Exercise brief: Wherever the word "Arbeitsunfähigkeit" appears in a line of the data, that line should be copied.

━━━━━ Data to use ━━━━━

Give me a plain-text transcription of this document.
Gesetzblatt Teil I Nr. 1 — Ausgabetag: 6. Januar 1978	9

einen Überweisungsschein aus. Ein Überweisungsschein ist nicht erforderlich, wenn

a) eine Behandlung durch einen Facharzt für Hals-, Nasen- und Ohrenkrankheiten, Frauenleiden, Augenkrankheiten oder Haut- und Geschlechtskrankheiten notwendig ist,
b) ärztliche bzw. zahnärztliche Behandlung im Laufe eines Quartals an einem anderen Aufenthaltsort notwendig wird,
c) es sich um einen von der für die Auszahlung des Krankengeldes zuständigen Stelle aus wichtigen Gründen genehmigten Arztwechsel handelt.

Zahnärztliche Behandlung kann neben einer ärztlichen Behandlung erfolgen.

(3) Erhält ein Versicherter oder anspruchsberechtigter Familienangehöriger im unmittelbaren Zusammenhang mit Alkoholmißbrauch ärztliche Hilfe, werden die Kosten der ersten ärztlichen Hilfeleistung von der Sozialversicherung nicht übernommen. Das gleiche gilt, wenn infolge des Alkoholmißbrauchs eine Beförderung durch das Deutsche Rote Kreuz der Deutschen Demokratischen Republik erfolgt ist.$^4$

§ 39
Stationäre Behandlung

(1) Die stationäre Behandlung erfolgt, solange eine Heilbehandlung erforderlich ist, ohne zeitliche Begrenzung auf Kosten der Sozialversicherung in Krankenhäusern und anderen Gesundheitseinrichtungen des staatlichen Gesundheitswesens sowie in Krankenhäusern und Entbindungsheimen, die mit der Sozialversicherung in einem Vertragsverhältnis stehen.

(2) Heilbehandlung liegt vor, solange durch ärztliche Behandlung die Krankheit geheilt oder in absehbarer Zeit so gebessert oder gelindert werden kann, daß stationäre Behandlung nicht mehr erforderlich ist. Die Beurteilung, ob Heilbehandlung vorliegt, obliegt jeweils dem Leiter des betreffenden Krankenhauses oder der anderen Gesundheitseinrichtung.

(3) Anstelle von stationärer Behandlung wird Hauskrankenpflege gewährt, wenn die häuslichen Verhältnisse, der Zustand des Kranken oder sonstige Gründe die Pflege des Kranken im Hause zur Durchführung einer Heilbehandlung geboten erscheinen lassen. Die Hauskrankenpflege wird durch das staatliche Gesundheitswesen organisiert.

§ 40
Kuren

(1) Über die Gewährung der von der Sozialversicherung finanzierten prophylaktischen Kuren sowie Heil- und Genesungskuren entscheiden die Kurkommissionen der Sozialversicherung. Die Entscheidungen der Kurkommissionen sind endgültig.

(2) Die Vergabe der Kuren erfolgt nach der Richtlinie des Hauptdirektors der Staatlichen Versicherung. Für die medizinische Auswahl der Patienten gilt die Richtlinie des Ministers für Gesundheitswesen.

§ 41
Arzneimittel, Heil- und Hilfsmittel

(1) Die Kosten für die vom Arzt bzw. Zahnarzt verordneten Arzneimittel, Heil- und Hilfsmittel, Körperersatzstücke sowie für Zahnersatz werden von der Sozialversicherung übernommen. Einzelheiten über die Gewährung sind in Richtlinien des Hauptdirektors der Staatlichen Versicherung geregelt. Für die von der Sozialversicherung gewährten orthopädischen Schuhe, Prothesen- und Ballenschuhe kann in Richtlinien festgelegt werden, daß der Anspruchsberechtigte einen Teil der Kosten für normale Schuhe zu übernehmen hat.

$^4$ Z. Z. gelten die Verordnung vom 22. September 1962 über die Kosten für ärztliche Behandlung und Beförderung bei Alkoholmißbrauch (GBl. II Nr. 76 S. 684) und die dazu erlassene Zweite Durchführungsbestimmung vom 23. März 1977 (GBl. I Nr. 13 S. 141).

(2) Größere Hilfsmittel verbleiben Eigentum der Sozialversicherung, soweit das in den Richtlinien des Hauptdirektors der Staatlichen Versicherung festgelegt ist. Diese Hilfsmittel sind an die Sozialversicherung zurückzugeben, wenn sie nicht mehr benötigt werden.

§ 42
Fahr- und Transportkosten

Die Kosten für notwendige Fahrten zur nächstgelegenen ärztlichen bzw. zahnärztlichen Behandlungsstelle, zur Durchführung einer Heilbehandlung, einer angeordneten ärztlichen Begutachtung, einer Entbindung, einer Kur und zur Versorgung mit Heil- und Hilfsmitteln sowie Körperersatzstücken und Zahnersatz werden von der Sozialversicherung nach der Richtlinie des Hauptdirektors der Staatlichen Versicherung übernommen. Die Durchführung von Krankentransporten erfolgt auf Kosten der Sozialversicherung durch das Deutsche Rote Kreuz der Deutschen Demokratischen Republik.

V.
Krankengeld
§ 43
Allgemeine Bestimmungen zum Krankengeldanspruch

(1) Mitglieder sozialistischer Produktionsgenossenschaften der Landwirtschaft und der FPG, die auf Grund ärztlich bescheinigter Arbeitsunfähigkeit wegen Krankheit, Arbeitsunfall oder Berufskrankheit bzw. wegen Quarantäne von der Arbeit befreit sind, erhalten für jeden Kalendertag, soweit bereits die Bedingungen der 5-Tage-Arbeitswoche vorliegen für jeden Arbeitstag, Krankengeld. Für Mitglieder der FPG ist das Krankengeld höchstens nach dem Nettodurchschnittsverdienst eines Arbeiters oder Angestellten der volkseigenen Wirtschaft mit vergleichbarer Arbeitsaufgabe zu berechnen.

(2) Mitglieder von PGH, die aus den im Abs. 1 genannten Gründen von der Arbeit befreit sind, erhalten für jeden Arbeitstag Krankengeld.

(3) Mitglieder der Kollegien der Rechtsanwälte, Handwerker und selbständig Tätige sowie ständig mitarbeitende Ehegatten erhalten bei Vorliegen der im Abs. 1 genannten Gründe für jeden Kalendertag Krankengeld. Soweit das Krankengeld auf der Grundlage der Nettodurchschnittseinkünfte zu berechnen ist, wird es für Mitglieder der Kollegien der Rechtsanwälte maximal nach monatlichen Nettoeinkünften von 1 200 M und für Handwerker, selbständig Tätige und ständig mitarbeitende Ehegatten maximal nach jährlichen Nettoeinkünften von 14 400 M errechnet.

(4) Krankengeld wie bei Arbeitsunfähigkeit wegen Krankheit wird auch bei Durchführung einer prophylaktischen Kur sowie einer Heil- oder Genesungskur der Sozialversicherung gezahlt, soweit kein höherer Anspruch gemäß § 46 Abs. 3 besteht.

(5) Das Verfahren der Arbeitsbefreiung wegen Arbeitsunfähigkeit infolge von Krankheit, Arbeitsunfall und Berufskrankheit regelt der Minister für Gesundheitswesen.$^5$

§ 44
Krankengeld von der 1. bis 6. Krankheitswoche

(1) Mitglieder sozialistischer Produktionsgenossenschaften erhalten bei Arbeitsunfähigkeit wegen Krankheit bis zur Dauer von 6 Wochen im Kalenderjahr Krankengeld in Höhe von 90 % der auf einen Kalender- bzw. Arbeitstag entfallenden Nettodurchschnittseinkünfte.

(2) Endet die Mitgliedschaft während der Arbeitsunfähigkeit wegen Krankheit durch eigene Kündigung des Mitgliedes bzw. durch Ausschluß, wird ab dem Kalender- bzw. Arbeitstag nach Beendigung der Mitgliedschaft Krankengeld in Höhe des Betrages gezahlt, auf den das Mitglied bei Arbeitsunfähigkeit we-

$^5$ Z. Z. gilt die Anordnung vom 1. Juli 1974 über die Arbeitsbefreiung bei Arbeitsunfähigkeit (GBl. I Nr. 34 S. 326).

━━━━━

Your response:
(1) Mitglieder sozialistischer Produktionsgenossenschaften der Landwirtschaft und der FPG, die auf Grund ärztlich bescheinigter Arbeitsunfähigkeit wegen Krankheit, Arbeitsunfall oder Berufskrankheit bzw. wegen Quarantäne von der Arbeit befreit sind, erhalten für jeden Kalendertag, soweit bereits die Bedingungen der 5-Tage-Arbeitswoche vorliegen für jeden Arbeitstag, Krankengeld. Für Mitglieder der FPG ist das Krankengeld höchstens nach dem Nettodurchschnittsverdienst eines Arbeiters oder Angestellten der volkseigenen Wirtschaft mit vergleichbarer Arbeitsaufgabe zu berechnen.
(4) Krankengeld wie bei Arbeitsunfähigkeit wegen Krankheit wird auch bei Durchführung einer prophylaktischen Kur sowie einer Heil- oder Genesungskur der Sozialversicherung gezahlt, soweit kein höherer Anspruch gemäß § 46 Abs. 3 besteht.
(5) Das Verfahren der Arbeitsbefreiung wegen Arbeitsunfähigkeit infolge von Krankheit, Arbeitsunfall und Berufskrankheit regelt der Minister für Gesundheitswesen.$^5$
(1) Mitglieder sozialistischer Produktionsgenossenschaften erhalten bei Arbeitsunfähigkeit wegen Krankheit bis zur Dauer von 6 Wochen im Kalenderjahr Krankengeld in Höhe von 90 % der auf einen Kalender- bzw. Arbeitstag entfallenden Nettodurchschnittseinkünfte.
(2) Endet die Mitgliedschaft während der Arbeitsunfähigkeit wegen Krankheit durch eigene Kündigung des Mitgliedes bzw. durch Ausschluß, wird ab dem Kalender- bzw. Arbeitstag nach Beendigung der Mitgliedschaft Krankengeld in Höhe des Betrages gezahlt, auf den das Mitglied bei Arbeitsunfähigkeit we-
$^5$ Z. Z. gilt die Anordnung vom 1. Juli 1974 über die Arbeitsbefreiung bei Arbeitsunfähigkeit (GBl. I Nr. 34 S. 326).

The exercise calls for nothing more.